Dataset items
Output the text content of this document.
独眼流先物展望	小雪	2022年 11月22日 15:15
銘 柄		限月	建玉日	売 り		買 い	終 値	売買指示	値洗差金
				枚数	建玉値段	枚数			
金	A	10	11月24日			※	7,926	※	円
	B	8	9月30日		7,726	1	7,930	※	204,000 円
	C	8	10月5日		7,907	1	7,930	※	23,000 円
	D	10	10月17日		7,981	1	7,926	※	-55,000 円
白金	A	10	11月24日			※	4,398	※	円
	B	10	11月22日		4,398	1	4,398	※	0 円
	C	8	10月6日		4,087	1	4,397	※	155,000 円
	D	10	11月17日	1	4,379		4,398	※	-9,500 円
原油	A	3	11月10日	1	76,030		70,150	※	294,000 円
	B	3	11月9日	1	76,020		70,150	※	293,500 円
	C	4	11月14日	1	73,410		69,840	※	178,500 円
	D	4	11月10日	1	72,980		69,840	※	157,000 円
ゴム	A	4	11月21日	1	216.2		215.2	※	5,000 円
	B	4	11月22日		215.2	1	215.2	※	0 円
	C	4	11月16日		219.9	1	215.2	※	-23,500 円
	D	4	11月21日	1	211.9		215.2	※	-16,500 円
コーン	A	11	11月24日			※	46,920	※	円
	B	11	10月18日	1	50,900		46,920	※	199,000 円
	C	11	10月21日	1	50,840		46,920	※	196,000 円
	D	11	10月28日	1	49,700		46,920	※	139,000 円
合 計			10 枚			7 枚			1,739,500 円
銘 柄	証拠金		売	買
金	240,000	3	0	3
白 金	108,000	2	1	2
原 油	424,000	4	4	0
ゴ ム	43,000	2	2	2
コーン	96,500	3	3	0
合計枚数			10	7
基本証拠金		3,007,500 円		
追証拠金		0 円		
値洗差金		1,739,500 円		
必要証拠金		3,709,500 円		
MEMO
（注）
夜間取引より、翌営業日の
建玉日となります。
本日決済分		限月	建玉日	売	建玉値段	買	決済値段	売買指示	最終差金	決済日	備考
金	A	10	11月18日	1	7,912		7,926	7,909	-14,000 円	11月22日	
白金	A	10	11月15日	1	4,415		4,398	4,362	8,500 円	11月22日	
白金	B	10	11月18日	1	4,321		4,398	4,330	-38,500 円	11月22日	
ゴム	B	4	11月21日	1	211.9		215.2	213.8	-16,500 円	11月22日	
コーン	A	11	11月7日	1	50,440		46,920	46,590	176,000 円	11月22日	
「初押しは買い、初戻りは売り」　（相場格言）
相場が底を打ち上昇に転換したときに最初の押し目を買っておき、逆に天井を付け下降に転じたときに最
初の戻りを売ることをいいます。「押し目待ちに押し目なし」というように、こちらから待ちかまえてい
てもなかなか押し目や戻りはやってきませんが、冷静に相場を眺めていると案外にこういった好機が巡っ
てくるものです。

WORK INSTRUCTIONS
Extract each line from the listing above, please, and repeat it exactly.

WRITTEN RESPONSE
Output the text content of this document.
独眼流先物展望	小雪	2022年 11月22日 15:15
銘 柄		限月	建玉日	売 り		買 い	終 値	売買指示	値洗差金
				枚数	建玉値段	枚数			
金	A	10	11月24日			※	7,926	※	円
	B	8	9月30日		7,726	1	7,930	※	204,000 円
	C	8	10月5日		7,907	1	7,930	※	23,000 円
	D	10	10月17日		7,981	1	7,926	※	-55,000 円
白金	A	10	11月24日			※	4,398	※	円
	B	10	11月22日		4,398	1	4,398	※	0 円
	C	8	10月6日		4,087	1	4,397	※	155,000 円
	D	10	11月17日	1	4,379		4,398	※	-9,500 円
原油	A	3	11月10日	1	76,030		70,150	※	294,000 円
	B	3	11月9日	1	76,020		70,150	※	293,500 円
	C	4	11月14日	1	73,410		69,840	※	178,500 円
	D	4	11月10日	1	72,980		69,840	※	157,000 円
ゴム	A	4	11月21日	1	216.2		215.2	※	5,000 円
	B	4	11月22日		215.2	1	215.2	※	0 円
	C	4	11月16日		219.9	1	215.2	※	-23,500 円
	D	4	11月21日	1	211.9		215.2	※	-16,500 円
コーン	A	11	11月24日			※	46,920	※	円
	B	11	10月18日	1	50,900		46,920	※	199,000 円
	C	11	10月21日	1	50,840		46,920	※	196,000 円
	D	11	10月28日	1	49,700		46,920	※	139,000 円
合 計			10 枚			7 枚			1,739,500 円
銘 柄	証拠金		売	買
金	240,000	3	0	3
白 金	108,000	2	1	2
原 油	424,000	4	4	0
ゴ ム	43,000	2	2	2
コーン	96,500	3	3	0
合計枚数			10	7
基本証拠金		3,007,500 円		
追証拠金		0 円		
値洗差金		1,739,500 円		
必要証拠金		3,709,500 円		
MEMO
（注）
夜間取引より、翌営業日の
建玉日となります。
本日決済分		限月	建玉日	売	建玉値段	買	決済値段	売買指示	最終差金	決済日	備考
金	A	10	11月18日	1	7,912		7,926	7,909	-14,000 円	11月22日	
白金	A	10	11月15日	1	4,415		4,398	4,362	8,500 円	11月22日	
白金	B	10	11月18日	1	4,321		4,398	4,330	-38,500 円	11月22日	
ゴム	B	4	11月21日	1	211.9		215.2	213.8	-16,500 円	11月22日	
コーン	A	11	11月7日	1	50,440		46,920	46,590	176,000 円	11月22日	
「初押しは買い、初戻りは売り」　（相場格言）
相場が底を打ち上昇に転換したときに最初の押し目を買っておき、逆に天井を付け下降に転じたときに最
初の戻りを売ることをいいます。「押し目待ちに押し目なし」というように、こちらから待ちかまえてい
てもなかなか押し目や戻りはやってきませんが、冷静に相場を眺めていると案外にこういった好機が巡っ
てくるものです。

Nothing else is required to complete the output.